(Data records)
^^^^

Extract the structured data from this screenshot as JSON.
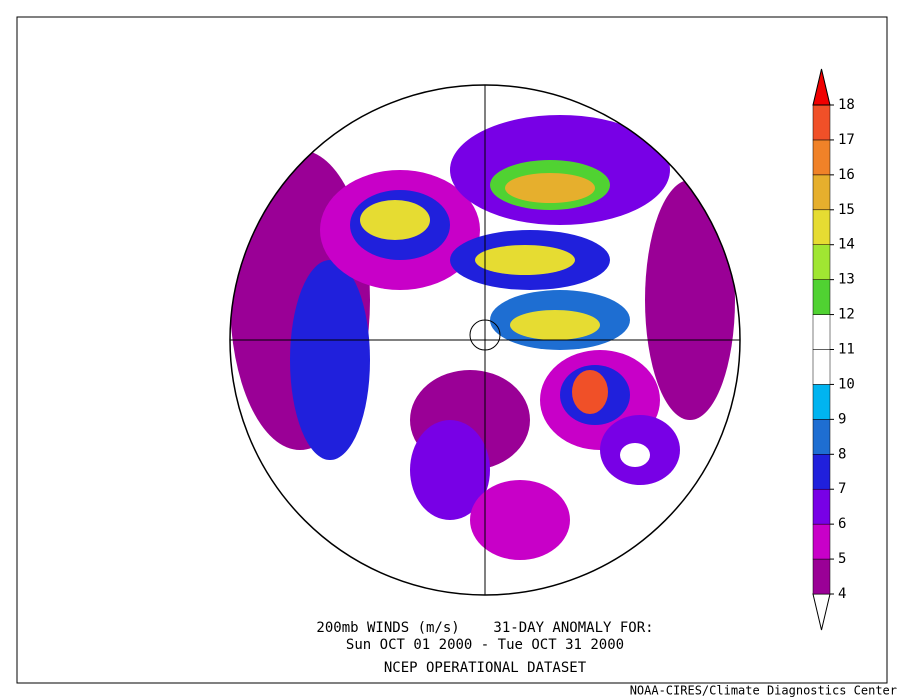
{
  "header": {
    "lines": [
      "200mb WINDS (m/s)    31-DAY ANOMALY FOR:",
      "Sun OCT 01 2000 - Tue OCT 31 2000",
      "NCEP OPERATIONAL DATASET"
    ]
  },
  "colorbar": {
    "levels": [
      4,
      5,
      6,
      7,
      8,
      9,
      10,
      11,
      12,
      13,
      14,
      15,
      16,
      17,
      18
    ],
    "colors": [
      "#ffffff",
      "#9a0096",
      "#c800c8",
      "#7800e6",
      "#2020dc",
      "#1e6ed2",
      "#00b4f0",
      "#ffffff",
      "#ffffff",
      "#50d232",
      "#a0e632",
      "#e6dc32",
      "#e6af2d",
      "#f08228",
      "#f05028",
      "#f00000"
    ]
  },
  "credit": "NOAA-CIRES/Climate Diagnostics Center"
}
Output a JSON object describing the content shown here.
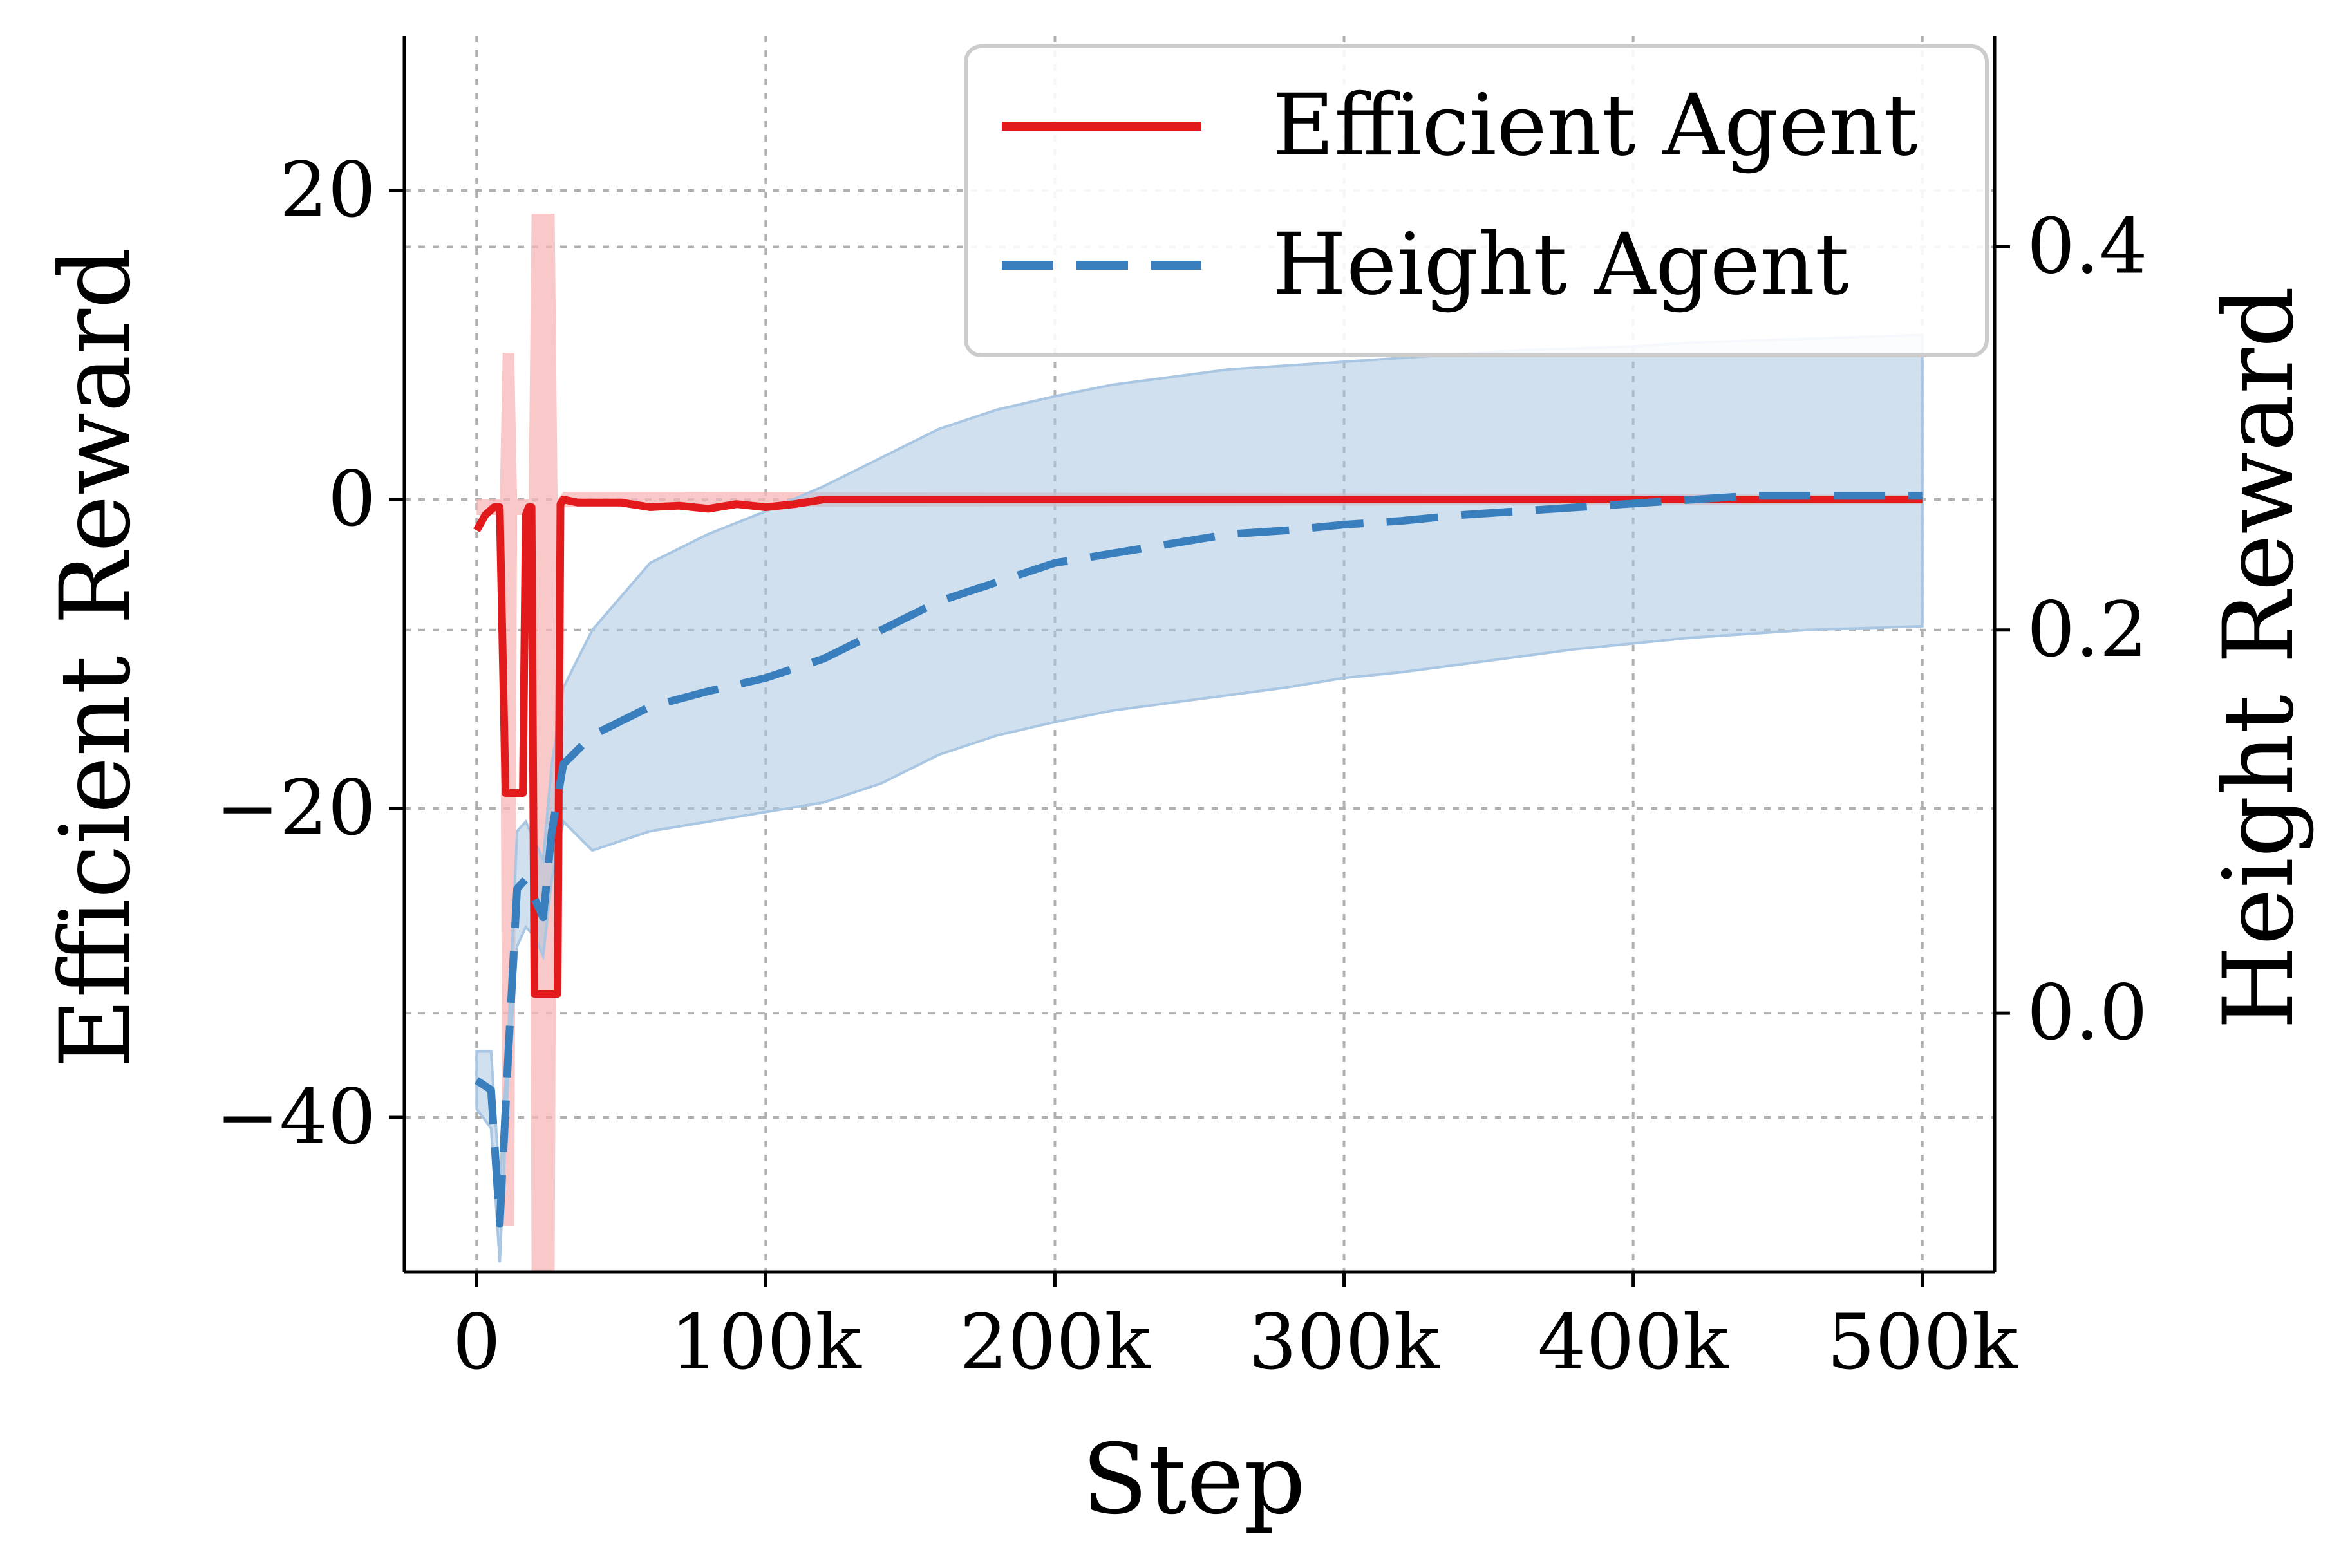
{
  "chart_data": {
    "type": "line",
    "xlabel": "Step",
    "ylabel_left": "Efficient Reward",
    "ylabel_right": "Height Reward",
    "xlim": [
      -25000,
      525000
    ],
    "ylim_left": [
      -50,
      30
    ],
    "ylim_right": [
      -0.135,
      0.51
    ],
    "x_ticks": [
      0,
      100000,
      200000,
      300000,
      400000,
      500000
    ],
    "x_tick_labels": [
      "0",
      "100k",
      "200k",
      "300k",
      "400k",
      "500k"
    ],
    "y_left_ticks": [
      20,
      0,
      -20,
      -40
    ],
    "y_left_tick_labels": [
      "20",
      "0",
      "−20",
      "−40"
    ],
    "y_right_ticks": [
      0.4,
      0.2,
      0.0
    ],
    "y_right_tick_labels": [
      "0.4",
      "0.2",
      "0.0"
    ],
    "grid": true,
    "legend_position": "top-right",
    "colors": {
      "efficient": "#e31a1c",
      "efficient_band": "#f7b6b6",
      "height": "#3a7fbd",
      "height_band": "#a9c6e2"
    },
    "series": [
      {
        "name": "Efficient Agent",
        "axis": "left",
        "style": "solid",
        "x": [
          0,
          3000,
          6000,
          8000,
          10000,
          12000,
          14000,
          16000,
          17000,
          18000,
          19000,
          20000,
          22000,
          24000,
          26000,
          28000,
          29000,
          30000,
          35000,
          40000,
          50000,
          60000,
          70000,
          80000,
          90000,
          100000,
          110000,
          120000,
          150000,
          200000,
          300000,
          400000,
          500000
        ],
        "y": [
          -2,
          -1,
          -0.5,
          -0.5,
          -19,
          -19,
          -19,
          -19,
          -1,
          -0.5,
          -0.5,
          -32,
          -32,
          -32,
          -32,
          -32,
          -0.3,
          0,
          -0.2,
          -0.2,
          -0.2,
          -0.5,
          -0.4,
          -0.6,
          -0.3,
          -0.5,
          -0.3,
          0,
          0,
          0,
          0,
          0,
          0
        ],
        "band_x": [
          0,
          8000,
          9000,
          13000,
          14000,
          18000,
          19000,
          27000,
          28000,
          30000,
          40000,
          60000,
          500000
        ],
        "band_low": [
          -1,
          -1,
          -47,
          -47,
          -1,
          -1,
          -50,
          -50,
          -1,
          -0.5,
          -0.5,
          -0.5,
          -0.3
        ],
        "band_high": [
          0,
          0,
          9.5,
          9.5,
          0,
          0,
          18.5,
          18.5,
          0,
          0.5,
          0.5,
          0.5,
          0.3
        ]
      },
      {
        "name": "Height Agent",
        "axis": "right",
        "style": "dashed",
        "x": [
          0,
          5000,
          8000,
          11000,
          14000,
          17000,
          20000,
          23000,
          26000,
          30000,
          40000,
          60000,
          80000,
          100000,
          120000,
          140000,
          160000,
          180000,
          200000,
          220000,
          240000,
          260000,
          280000,
          300000,
          320000,
          340000,
          360000,
          380000,
          400000,
          420000,
          440000,
          460000,
          480000,
          500000
        ],
        "y": [
          -0.035,
          -0.04,
          -0.11,
          -0.02,
          0.065,
          0.07,
          0.06,
          0.05,
          0.095,
          0.13,
          0.145,
          0.16,
          0.168,
          0.175,
          0.185,
          0.2,
          0.215,
          0.225,
          0.235,
          0.24,
          0.245,
          0.25,
          0.252,
          0.255,
          0.257,
          0.26,
          0.262,
          0.264,
          0.266,
          0.268,
          0.27,
          0.27,
          0.27,
          0.27
        ],
        "band_low": [
          -0.05,
          -0.06,
          -0.13,
          -0.03,
          0.035,
          0.045,
          0.04,
          0.03,
          0.07,
          0.1,
          0.085,
          0.095,
          0.1,
          0.105,
          0.11,
          0.12,
          0.135,
          0.145,
          0.152,
          0.158,
          0.162,
          0.166,
          0.17,
          0.175,
          0.178,
          0.182,
          0.186,
          0.19,
          0.193,
          0.196,
          0.198,
          0.2,
          0.201,
          0.202
        ],
        "band_high": [
          -0.02,
          -0.02,
          -0.09,
          -0.01,
          0.095,
          0.1,
          0.09,
          0.08,
          0.13,
          0.17,
          0.2,
          0.235,
          0.25,
          0.262,
          0.275,
          0.29,
          0.305,
          0.315,
          0.322,
          0.328,
          0.332,
          0.336,
          0.338,
          0.34,
          0.342,
          0.344,
          0.346,
          0.347,
          0.348,
          0.35,
          0.351,
          0.352,
          0.353,
          0.354
        ]
      }
    ]
  }
}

^^^^

Written request =
Reproduce every entry word for word, but skip any pictures.

Response to this exercise =
Extract the structured data from this screenshot as JSON.
{
  "header": {
    "lines": [
      "200mb WINDS (m/s)    31-DAY ANOMALY FOR:",
      "Sun OCT 01 2000 - Tue OCT 31 2000",
      "NCEP OPERATIONAL DATASET"
    ]
  },
  "colorbar": {
    "levels": [
      4,
      5,
      6,
      7,
      8,
      9,
      10,
      11,
      12,
      13,
      14,
      15,
      16,
      17,
      18
    ],
    "colors": [
      "#ffffff",
      "#9a0096",
      "#c800c8",
      "#7800e6",
      "#2020dc",
      "#1e6ed2",
      "#00b4f0",
      "#ffffff",
      "#ffffff",
      "#50d232",
      "#a0e632",
      "#e6dc32",
      "#e6af2d",
      "#f08228",
      "#f05028",
      "#f00000"
    ]
  },
  "credit": "NOAA-CIRES/Climate Diagnostics Center"
}
Output a JSON object describing the content shown here.
{
  "chart_data": {
    "type": "line",
    "xlabel": "Step",
    "ylabel_left": "Efficient Reward",
    "ylabel_right": "Height Reward",
    "xlim": [
      -25000,
      525000
    ],
    "ylim_left": [
      -50,
      30
    ],
    "ylim_right": [
      -0.135,
      0.51
    ],
    "x_ticks": [
      0,
      100000,
      200000,
      300000,
      400000,
      500000
    ],
    "x_tick_labels": [
      "0",
      "100k",
      "200k",
      "300k",
      "400k",
      "500k"
    ],
    "y_left_ticks": [
      20,
      0,
      -20,
      -40
    ],
    "y_left_tick_labels": [
      "20",
      "0",
      "−20",
      "−40"
    ],
    "y_right_ticks": [
      0.4,
      0.2,
      0.0
    ],
    "y_right_tick_labels": [
      "0.4",
      "0.2",
      "0.0"
    ],
    "grid": true,
    "legend_position": "top-right",
    "colors": {
      "efficient": "#e31a1c",
      "efficient_band": "#f7b6b6",
      "height": "#3a7fbd",
      "height_band": "#a9c6e2"
    },
    "series": [
      {
        "name": "Efficient Agent",
        "axis": "left",
        "style": "solid",
        "x": [
          0,
          3000,
          6000,
          8000,
          10000,
          12000,
          14000,
          16000,
          17000,
          18000,
          19000,
          20000,
          22000,
          24000,
          26000,
          28000,
          29000,
          30000,
          35000,
          40000,
          50000,
          60000,
          70000,
          80000,
          90000,
          100000,
          110000,
          120000,
          150000,
          200000,
          300000,
          400000,
          500000
        ],
        "y": [
          -2,
          -1,
          -0.5,
          -0.5,
          -19,
          -19,
          -19,
          -19,
          -1,
          -0.5,
          -0.5,
          -32,
          -32,
          -32,
          -32,
          -32,
          -0.3,
          0,
          -0.2,
          -0.2,
          -0.2,
          -0.5,
          -0.4,
          -0.6,
          -0.3,
          -0.5,
          -0.3,
          0,
          0,
          0,
          0,
          0,
          0
        ],
        "band_x": [
          0,
          8000,
          9000,
          13000,
          14000,
          18000,
          19000,
          27000,
          28000,
          30000,
          40000,
          60000,
          500000
        ],
        "band_low": [
          -1,
          -1,
          -47,
          -47,
          -1,
          -1,
          -50,
          -50,
          -1,
          -0.5,
          -0.5,
          -0.5,
          -0.3
        ],
        "band_high": [
          0,
          0,
          9.5,
          9.5,
          0,
          0,
          18.5,
          18.5,
          0,
          0.5,
          0.5,
          0.5,
          0.3
        ]
      },
      {
        "name": "Height Agent",
        "axis": "right",
        "style": "dashed",
        "x": [
          0,
          5000,
          8000,
          11000,
          14000,
          17000,
          20000,
          23000,
          26000,
          30000,
          40000,
          60000,
          80000,
          100000,
          120000,
          140000,
          160000,
          180000,
          200000,
          220000,
          240000,
          260000,
          280000,
          300000,
          320000,
          340000,
          360000,
          380000,
          400000,
          420000,
          440000,
          460000,
          480000,
          500000
        ],
        "y": [
          -0.035,
          -0.04,
          -0.11,
          -0.02,
          0.065,
          0.07,
          0.06,
          0.05,
          0.095,
          0.13,
          0.145,
          0.16,
          0.168,
          0.175,
          0.185,
          0.2,
          0.215,
          0.225,
          0.235,
          0.24,
          0.245,
          0.25,
          0.252,
          0.255,
          0.257,
          0.26,
          0.262,
          0.264,
          0.266,
          0.268,
          0.27,
          0.27,
          0.27,
          0.27
        ],
        "band_low": [
          -0.05,
          -0.06,
          -0.13,
          -0.03,
          0.035,
          0.045,
          0.04,
          0.03,
          0.07,
          0.1,
          0.085,
          0.095,
          0.1,
          0.105,
          0.11,
          0.12,
          0.135,
          0.145,
          0.152,
          0.158,
          0.162,
          0.166,
          0.17,
          0.175,
          0.178,
          0.182,
          0.186,
          0.19,
          0.193,
          0.196,
          0.198,
          0.2,
          0.201,
          0.202
        ],
        "band_high": [
          -0.02,
          -0.02,
          -0.09,
          -0.01,
          0.095,
          0.1,
          0.09,
          0.08,
          0.13,
          0.17,
          0.2,
          0.235,
          0.25,
          0.262,
          0.275,
          0.29,
          0.305,
          0.315,
          0.322,
          0.328,
          0.332,
          0.336,
          0.338,
          0.34,
          0.342,
          0.344,
          0.346,
          0.347,
          0.348,
          0.35,
          0.351,
          0.352,
          0.353,
          0.354
        ]
      }
    ]
  }
}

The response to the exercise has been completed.